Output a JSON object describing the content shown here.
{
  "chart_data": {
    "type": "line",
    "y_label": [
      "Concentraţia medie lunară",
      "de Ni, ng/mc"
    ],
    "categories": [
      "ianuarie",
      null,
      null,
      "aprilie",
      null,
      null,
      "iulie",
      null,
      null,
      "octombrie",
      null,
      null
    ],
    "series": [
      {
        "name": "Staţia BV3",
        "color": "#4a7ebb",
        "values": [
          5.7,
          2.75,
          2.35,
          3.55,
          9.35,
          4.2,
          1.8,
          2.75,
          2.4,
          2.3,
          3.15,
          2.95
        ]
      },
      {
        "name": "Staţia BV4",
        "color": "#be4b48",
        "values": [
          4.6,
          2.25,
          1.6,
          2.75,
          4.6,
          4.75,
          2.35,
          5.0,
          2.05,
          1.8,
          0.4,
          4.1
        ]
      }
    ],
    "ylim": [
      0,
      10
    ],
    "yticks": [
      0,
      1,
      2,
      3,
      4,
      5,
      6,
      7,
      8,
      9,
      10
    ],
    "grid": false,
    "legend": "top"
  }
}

- **EXERCISE DIRECTIONS**: Give the entries again in full, exactly as they are written.

- **SOLUTION**:
Output a JSON object describing the content shown here.
{
  "chart_data": {
    "type": "line",
    "y_label": [
      "Concentraţia medie lunară",
      "de Ni, ng/mc"
    ],
    "categories": [
      "ianuarie",
      null,
      null,
      "aprilie",
      null,
      null,
      "iulie",
      null,
      null,
      "octombrie",
      null,
      null
    ],
    "series": [
      {
        "name": "Staţia BV3",
        "color": "#4a7ebb",
        "values": [
          5.7,
          2.75,
          2.35,
          3.55,
          9.35,
          4.2,
          1.8,
          2.75,
          2.4,
          2.3,
          3.15,
          2.95
        ]
      },
      {
        "name": "Staţia BV4",
        "color": "#be4b48",
        "values": [
          4.6,
          2.25,
          1.6,
          2.75,
          4.6,
          4.75,
          2.35,
          5.0,
          2.05,
          1.8,
          0.4,
          4.1
        ]
      }
    ],
    "ylim": [
      0,
      10
    ],
    "yticks": [
      0,
      1,
      2,
      3,
      4,
      5,
      6,
      7,
      8,
      9,
      10
    ],
    "grid": false,
    "legend": "top"
  }
}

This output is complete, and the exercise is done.